— START SELECTED EXCERPT —
Post by Peter Holmes »

Let's try again.

The claim 'this colour patch is red' is true or false, in context, given the way we English speakers use those words. And the truth or falsehood of the claim is independent from opinion, because there's a real thing that is or isn't what we call red. But if a colour patch is what we call blue, then the claim 'this colour patch is red' is false, because there's a real thing that is blue and not red.

This is how we English speakers use the words 'true' and 'false' to refer to factual assertions. And words can mean only what we use them to mean. For example, what we call a fact is a feature of reality that is or was the case - such as a colour patch being red or blue.

Now, children, a moral assertion, such as 'abortion is morally wrong' doesn't function in the way that a factual assertion, such as 'this colour patch is red' functions. And why is that the case? Well, it's because moral rightness and wrongness aren't properties of things in the way that colours are. We can settle the question of what colour the patch is by checking if it's what we English speakers call red or blue. And given the way we use those words, there can be no argument: the patch is either red or not red, or blue or not blue - independent from opinion.
— END SELECTED EXCERPT —
**WHAT TO DO**
Answer these questions about the post on factual and moral assertions:
1. What does the post say about the claim 'this colour patch is red' when the patch is what we call blue?
2. How does the post define a fact?
3. According to the post, why doesn't a moral assertion function the way a factual assertion does?
— START DATA PROVIDED —
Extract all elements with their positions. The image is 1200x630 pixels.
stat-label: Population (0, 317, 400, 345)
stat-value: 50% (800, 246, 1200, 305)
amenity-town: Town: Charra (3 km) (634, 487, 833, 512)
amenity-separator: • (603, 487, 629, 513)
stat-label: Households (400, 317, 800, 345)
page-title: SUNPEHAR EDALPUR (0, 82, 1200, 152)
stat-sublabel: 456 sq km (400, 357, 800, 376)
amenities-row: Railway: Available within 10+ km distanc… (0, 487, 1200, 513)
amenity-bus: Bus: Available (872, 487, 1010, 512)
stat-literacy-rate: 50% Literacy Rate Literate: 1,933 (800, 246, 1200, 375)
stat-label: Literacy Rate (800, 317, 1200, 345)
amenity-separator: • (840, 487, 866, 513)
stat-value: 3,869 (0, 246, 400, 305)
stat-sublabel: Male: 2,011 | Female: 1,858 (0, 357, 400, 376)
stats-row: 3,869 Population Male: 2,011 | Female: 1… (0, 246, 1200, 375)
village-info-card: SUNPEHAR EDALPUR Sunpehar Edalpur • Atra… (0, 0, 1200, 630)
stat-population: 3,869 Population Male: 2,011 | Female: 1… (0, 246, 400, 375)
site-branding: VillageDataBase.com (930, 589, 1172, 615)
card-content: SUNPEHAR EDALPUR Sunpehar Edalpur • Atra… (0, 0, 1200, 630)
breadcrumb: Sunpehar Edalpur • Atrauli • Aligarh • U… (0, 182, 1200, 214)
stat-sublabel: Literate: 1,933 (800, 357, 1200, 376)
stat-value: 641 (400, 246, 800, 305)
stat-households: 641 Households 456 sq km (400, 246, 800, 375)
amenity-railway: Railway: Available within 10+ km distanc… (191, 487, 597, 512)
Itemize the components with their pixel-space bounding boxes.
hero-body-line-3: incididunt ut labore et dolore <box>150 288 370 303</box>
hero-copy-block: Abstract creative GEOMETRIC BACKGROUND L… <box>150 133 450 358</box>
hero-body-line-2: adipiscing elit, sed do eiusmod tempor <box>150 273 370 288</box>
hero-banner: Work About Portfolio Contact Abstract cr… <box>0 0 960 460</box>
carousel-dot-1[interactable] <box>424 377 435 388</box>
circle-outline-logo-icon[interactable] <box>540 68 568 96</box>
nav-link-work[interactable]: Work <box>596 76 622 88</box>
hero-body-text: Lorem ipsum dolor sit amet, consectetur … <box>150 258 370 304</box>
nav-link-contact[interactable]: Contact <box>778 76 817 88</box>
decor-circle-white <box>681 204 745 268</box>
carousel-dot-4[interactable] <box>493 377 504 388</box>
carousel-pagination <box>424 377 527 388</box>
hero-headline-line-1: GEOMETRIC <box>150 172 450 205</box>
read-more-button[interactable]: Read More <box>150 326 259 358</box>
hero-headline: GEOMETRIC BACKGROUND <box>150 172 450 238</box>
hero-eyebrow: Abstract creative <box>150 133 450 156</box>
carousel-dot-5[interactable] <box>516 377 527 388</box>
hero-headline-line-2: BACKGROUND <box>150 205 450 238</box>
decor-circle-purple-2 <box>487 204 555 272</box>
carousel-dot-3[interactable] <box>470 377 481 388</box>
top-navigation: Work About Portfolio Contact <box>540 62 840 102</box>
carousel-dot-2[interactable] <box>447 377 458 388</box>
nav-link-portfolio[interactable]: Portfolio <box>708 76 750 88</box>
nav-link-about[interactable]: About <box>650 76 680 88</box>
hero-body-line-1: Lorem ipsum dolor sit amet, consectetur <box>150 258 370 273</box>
— END DATA PROVIDED —
**FULL SOLUTION**
1. The claim is false, because there's a real thing that is blue and not red.
2. A fact is a feature of reality that is or was the case.
3. Moral rightness and wrongness aren't properties of things in the way that colors are.